### TO DO:
1. Rewrite the forum thread from "Is there an" to "file for review...", changing "frozen" to "archived" throughout.
2. Answer these questions about the forum thread:
(a) On which operating system does the reply with the command line say the index should be?
(b) Which Splunk version appears in the linked documentation address?
(c) On what date did adalbor post "That doesn't answer my question"?

### SOURCE EXTRACT:
┄┄┄┄┄┄

Frozen Index Management

adalbor · ‎11-11-2019

Is there an app/script/mechanism out there that would allow you to list your available frozen indices by their human readable date/timestamps and allow you to move them back to thawed state and rebuild?

Thanks!

radam2000 · ‎05-04-2020

If the index is on linux, you can run this cli command in the frozen directory to list the human readable start and end dates/times for the buckets and pipe it to a txt file for review...

Format to list bucket names with start and end dates
ls -d1 db_* | gawk -F'_' '{print $0} {print " " strftime("%c", $3)} {print " " strftime("%c", $2)}'

sample output
db_1549387088_1541611191_68_9E0CD82F-4920-47E4-8142-B1FE5AD9E314
Wed 07 Nov 2018 12:19:51 PM EST
Tue 05 Feb 2019 12:18:08 PM EST
db_1549775541_1549387335_69_9E0CD82F-4920-47E4-8142-B1FE5AD9E314
Tue 05 Feb 2019 12:22:15 PM EST
Sun 10 Feb 2019 12:12:21 AM EST

Rich

fernanlee · ‎11-11-2019

Yes, of course:

https://docs.splunk.com/Documentation/Splunk/7.3.1/Indexer/Restorearchiveddata#Thaw_a_4.2.2B_archive

adalbor · ‎11-12-2019

That doesn't answer my question. Was looking for a script or an app that would allow me to list my available frozen indices and the date/timestamp in a human readable format. Something that would make validating the indices and thawing them easier.

┄┄┄┄┄┄

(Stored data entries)
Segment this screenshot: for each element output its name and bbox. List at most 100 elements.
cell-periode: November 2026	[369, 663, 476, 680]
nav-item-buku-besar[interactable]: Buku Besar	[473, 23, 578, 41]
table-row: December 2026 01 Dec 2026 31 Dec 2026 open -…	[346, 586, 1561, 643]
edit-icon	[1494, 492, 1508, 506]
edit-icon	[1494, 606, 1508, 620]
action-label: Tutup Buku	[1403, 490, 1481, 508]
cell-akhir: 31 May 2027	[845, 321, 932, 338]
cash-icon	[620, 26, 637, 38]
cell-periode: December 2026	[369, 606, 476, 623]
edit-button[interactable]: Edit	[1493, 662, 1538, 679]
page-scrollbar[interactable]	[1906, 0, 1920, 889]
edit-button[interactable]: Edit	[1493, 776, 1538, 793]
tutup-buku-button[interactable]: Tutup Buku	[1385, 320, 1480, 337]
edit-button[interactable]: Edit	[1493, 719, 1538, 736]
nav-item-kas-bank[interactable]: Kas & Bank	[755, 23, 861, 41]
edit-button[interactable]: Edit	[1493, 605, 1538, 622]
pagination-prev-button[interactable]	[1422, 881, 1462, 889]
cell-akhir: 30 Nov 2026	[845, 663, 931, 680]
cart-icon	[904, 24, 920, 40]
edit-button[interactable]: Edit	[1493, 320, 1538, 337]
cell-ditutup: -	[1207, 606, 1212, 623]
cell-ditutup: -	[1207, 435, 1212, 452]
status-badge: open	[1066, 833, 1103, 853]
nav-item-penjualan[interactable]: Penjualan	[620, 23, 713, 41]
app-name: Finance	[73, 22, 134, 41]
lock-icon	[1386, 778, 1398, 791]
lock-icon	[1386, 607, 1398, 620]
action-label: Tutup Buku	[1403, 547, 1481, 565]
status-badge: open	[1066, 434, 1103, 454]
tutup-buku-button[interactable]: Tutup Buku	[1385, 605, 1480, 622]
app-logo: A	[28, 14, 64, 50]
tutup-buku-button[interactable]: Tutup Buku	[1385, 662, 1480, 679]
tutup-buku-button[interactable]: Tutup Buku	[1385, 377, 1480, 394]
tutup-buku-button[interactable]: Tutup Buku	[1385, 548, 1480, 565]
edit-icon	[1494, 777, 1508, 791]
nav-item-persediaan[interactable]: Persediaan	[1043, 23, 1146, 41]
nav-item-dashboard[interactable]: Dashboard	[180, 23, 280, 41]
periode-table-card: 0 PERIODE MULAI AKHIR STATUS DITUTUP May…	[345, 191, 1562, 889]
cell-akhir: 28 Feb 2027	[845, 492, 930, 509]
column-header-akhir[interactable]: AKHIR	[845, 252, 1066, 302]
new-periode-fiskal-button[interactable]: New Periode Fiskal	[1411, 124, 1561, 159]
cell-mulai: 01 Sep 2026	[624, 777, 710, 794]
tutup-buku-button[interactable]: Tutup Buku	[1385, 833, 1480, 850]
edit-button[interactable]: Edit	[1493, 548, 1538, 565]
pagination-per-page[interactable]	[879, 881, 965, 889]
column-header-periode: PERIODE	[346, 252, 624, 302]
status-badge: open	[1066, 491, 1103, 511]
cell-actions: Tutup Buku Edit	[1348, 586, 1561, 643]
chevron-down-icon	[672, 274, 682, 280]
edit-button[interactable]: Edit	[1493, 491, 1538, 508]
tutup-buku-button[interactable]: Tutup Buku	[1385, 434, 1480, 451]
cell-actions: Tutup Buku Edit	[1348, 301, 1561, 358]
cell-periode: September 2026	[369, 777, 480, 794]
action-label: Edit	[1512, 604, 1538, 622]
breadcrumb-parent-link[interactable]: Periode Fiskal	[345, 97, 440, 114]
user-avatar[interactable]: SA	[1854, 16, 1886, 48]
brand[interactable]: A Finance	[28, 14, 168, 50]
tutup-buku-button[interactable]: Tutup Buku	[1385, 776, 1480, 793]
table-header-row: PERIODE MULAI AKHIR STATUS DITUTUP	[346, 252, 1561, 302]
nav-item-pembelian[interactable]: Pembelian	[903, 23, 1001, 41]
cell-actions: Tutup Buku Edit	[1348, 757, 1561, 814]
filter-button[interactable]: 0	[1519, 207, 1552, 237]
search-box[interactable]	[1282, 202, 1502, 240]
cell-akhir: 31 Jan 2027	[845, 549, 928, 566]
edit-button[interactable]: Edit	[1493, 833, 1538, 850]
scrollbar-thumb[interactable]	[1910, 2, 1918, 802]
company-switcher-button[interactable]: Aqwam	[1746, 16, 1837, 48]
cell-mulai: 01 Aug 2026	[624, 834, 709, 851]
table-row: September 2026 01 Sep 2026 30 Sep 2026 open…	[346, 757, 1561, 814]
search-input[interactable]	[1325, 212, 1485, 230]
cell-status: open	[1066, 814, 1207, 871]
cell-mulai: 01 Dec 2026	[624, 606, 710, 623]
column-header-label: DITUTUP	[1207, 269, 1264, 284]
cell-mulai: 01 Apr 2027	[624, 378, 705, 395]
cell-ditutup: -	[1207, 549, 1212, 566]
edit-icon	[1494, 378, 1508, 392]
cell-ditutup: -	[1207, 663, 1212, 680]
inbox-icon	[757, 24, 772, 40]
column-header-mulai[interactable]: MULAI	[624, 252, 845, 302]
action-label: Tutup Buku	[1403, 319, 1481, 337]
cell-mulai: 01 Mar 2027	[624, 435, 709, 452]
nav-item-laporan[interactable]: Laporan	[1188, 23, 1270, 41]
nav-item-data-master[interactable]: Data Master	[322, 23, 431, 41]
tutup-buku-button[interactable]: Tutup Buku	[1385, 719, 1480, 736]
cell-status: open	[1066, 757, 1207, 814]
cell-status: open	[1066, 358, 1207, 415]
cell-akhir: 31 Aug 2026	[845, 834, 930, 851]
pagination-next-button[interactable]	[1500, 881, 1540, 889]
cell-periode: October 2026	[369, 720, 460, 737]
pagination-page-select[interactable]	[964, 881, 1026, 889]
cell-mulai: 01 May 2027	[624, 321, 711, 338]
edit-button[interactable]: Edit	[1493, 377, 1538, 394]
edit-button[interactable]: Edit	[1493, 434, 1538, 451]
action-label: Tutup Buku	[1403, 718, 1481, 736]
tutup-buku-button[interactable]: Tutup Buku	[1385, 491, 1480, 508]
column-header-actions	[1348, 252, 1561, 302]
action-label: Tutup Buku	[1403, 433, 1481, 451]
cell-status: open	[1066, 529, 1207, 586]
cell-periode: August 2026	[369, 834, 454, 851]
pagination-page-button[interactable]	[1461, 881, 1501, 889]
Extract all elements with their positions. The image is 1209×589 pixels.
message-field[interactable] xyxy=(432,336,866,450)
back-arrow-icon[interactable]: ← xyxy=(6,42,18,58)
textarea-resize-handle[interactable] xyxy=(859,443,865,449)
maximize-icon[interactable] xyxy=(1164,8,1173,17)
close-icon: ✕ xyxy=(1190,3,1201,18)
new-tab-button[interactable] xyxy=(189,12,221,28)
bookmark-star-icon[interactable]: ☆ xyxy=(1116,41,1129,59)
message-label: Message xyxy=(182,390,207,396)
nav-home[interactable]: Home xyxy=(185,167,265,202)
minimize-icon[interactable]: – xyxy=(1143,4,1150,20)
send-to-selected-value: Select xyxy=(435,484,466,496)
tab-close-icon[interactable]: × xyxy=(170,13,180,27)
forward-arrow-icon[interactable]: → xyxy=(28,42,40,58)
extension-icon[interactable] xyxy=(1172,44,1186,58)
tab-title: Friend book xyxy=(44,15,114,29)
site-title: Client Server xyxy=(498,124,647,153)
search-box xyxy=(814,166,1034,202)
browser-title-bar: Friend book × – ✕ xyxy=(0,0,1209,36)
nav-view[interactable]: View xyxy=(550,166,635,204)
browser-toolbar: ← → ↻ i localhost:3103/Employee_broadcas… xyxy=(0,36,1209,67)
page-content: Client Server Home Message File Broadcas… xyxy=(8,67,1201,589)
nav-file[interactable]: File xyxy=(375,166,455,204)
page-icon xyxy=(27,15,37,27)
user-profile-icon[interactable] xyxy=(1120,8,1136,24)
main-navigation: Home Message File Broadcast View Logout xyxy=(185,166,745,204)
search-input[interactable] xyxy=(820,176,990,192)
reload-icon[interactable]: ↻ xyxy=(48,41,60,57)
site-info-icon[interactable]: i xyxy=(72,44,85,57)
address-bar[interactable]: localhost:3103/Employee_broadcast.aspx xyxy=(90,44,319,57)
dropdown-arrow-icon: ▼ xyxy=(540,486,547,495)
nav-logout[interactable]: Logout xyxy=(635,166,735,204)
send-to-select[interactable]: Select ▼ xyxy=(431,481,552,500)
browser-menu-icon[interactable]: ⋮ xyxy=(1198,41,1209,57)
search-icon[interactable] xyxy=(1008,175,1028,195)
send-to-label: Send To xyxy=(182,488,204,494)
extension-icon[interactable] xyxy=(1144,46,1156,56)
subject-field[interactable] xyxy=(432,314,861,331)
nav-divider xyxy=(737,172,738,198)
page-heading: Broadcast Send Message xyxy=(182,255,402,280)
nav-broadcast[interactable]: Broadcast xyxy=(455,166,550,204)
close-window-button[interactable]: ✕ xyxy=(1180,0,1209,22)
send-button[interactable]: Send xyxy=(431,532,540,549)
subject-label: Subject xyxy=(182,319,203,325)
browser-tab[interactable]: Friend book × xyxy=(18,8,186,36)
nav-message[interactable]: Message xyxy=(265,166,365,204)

┄┄┄┄┄┄

### PER-TASK OUTPUTS:
1.
Is there an app/script/mechanism out there that would allow you to list your available archived indices by their human readable date/timestamps and allow you to move them back to thawed state and rebuild?

Thanks!

radam2000 · ‎05-04-2020

If the index is on linux, you can run this cli command in the archived directory to list the human readable start and end dates/times for the buckets and pipe it to a txt file for review...

2.
(a) Linux
(b) 7.3.1
(c) 11-12-2019